Listings of boxed layout items
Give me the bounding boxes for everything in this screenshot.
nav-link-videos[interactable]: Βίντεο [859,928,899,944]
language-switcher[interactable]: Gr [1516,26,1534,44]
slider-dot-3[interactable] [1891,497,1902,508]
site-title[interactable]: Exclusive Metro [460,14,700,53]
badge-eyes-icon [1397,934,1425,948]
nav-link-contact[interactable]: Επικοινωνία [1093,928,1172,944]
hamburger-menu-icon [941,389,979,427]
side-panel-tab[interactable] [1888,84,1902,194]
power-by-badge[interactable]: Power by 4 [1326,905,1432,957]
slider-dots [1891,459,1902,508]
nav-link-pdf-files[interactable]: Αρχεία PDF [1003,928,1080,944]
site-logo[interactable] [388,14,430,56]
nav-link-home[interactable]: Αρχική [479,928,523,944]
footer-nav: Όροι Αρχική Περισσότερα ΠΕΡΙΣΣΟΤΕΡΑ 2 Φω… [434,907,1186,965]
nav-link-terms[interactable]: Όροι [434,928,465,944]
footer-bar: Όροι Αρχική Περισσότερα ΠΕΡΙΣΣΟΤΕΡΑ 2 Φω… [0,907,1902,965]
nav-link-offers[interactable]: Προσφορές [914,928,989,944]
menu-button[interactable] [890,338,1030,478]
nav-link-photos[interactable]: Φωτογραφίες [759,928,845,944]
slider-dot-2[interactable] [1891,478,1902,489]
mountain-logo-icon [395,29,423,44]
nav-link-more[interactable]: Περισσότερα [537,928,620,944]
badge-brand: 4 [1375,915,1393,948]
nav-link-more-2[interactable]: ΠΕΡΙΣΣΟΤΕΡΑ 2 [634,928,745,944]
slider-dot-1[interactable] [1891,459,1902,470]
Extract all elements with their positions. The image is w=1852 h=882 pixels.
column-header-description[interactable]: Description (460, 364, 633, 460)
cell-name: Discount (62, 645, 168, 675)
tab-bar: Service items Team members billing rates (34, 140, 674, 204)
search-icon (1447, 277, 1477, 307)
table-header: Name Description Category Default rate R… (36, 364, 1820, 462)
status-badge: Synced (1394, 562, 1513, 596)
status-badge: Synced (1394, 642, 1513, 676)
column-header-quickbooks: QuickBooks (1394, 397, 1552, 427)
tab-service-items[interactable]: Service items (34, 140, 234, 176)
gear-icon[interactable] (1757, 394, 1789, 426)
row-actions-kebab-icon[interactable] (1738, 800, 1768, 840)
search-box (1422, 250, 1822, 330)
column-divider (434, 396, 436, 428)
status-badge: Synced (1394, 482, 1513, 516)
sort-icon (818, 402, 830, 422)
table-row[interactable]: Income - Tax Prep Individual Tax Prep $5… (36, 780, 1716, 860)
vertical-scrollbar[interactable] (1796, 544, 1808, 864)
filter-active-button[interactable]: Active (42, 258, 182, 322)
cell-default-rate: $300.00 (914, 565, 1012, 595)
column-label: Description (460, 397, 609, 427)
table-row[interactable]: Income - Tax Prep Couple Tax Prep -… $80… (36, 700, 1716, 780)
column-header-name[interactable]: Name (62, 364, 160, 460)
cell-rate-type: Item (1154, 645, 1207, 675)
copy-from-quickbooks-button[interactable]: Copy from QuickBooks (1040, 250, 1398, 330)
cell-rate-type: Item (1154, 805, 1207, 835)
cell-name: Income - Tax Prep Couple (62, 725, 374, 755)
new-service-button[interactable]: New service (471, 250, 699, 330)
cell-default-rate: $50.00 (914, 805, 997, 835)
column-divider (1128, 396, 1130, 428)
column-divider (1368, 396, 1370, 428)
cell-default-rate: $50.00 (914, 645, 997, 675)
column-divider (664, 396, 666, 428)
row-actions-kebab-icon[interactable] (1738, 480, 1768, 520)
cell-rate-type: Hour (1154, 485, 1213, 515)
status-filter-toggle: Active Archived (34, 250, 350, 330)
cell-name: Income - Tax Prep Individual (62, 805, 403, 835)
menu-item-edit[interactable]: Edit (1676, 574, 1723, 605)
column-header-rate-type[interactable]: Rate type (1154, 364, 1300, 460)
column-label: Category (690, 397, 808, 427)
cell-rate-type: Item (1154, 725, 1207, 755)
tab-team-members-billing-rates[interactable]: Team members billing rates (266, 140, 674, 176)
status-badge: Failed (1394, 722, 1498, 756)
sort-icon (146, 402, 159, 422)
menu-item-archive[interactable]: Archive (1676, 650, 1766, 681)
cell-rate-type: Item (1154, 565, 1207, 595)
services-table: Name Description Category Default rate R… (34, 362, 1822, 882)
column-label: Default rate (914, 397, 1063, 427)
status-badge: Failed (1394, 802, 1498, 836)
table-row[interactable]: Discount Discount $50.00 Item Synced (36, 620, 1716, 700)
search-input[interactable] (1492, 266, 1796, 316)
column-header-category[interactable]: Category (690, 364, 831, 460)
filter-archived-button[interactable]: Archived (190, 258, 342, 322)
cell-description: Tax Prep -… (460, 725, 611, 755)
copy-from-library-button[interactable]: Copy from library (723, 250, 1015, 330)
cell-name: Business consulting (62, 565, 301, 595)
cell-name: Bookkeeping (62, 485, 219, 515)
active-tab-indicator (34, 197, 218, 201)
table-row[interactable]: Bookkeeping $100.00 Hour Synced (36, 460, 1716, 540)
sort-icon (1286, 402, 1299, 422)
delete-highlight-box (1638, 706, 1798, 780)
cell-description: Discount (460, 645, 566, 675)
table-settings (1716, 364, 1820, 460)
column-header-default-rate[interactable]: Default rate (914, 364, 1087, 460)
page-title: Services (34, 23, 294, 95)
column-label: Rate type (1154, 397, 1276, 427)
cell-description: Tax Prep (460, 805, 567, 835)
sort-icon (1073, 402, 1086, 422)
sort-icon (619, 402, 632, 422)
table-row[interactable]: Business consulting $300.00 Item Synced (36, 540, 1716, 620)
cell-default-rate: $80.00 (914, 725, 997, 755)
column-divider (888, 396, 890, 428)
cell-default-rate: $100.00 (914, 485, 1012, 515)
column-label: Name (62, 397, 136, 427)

* Task brief
Please reproduce every line of the items, from the first one down through the line containing "row-actions-kebab-icon[interactable] (1738, 800, 1768, 840)", inclusive.

* Solution below
Give me the bounding boxes for everything in this screenshot.
nav-link-videos[interactable]: Βίντεο [859,928,899,944]
language-switcher[interactable]: Gr [1516,26,1534,44]
slider-dot-3[interactable] [1891,497,1902,508]
site-title[interactable]: Exclusive Metro [460,14,700,53]
badge-eyes-icon [1397,934,1425,948]
nav-link-contact[interactable]: Επικοινωνία [1093,928,1172,944]
hamburger-menu-icon [941,389,979,427]
side-panel-tab[interactable] [1888,84,1902,194]
power-by-badge[interactable]: Power by 4 [1326,905,1432,957]
slider-dots [1891,459,1902,508]
nav-link-pdf-files[interactable]: Αρχεία PDF [1003,928,1080,944]
site-logo[interactable] [388,14,430,56]
nav-link-home[interactable]: Αρχική [479,928,523,944]
footer-nav: Όροι Αρχική Περισσότερα ΠΕΡΙΣΣΟΤΕΡΑ 2 Φω… [434,907,1186,965]
nav-link-terms[interactable]: Όροι [434,928,465,944]
footer-bar: Όροι Αρχική Περισσότερα ΠΕΡΙΣΣΟΤΕΡΑ 2 Φω… [0,907,1902,965]
nav-link-offers[interactable]: Προσφορές [914,928,989,944]
menu-button[interactable] [890,338,1030,478]
nav-link-photos[interactable]: Φωτογραφίες [759,928,845,944]
slider-dot-2[interactable] [1891,478,1902,489]
mountain-logo-icon [395,29,423,44]
nav-link-more[interactable]: Περισσότερα [537,928,620,944]
badge-brand: 4 [1375,915,1393,948]
nav-link-more-2[interactable]: ΠΕΡΙΣΣΟΤΕΡΑ 2 [634,928,745,944]
slider-dot-1[interactable] [1891,459,1902,470]
Extract all elements with their positions. The image is w=1852 h=882 pixels.
column-header-description[interactable]: Description (460, 364, 633, 460)
cell-name: Discount (62, 645, 168, 675)
tab-bar: Service items Team members billing rates (34, 140, 674, 204)
search-icon (1447, 277, 1477, 307)
table-header: Name Description Category Default rate R… (36, 364, 1820, 462)
status-badge: Synced (1394, 562, 1513, 596)
status-badge: Synced (1394, 642, 1513, 676)
column-header-quickbooks: QuickBooks (1394, 397, 1552, 427)
tab-service-items[interactable]: Service items (34, 140, 234, 176)
gear-icon[interactable] (1757, 394, 1789, 426)
row-actions-kebab-icon[interactable] (1738, 800, 1768, 840)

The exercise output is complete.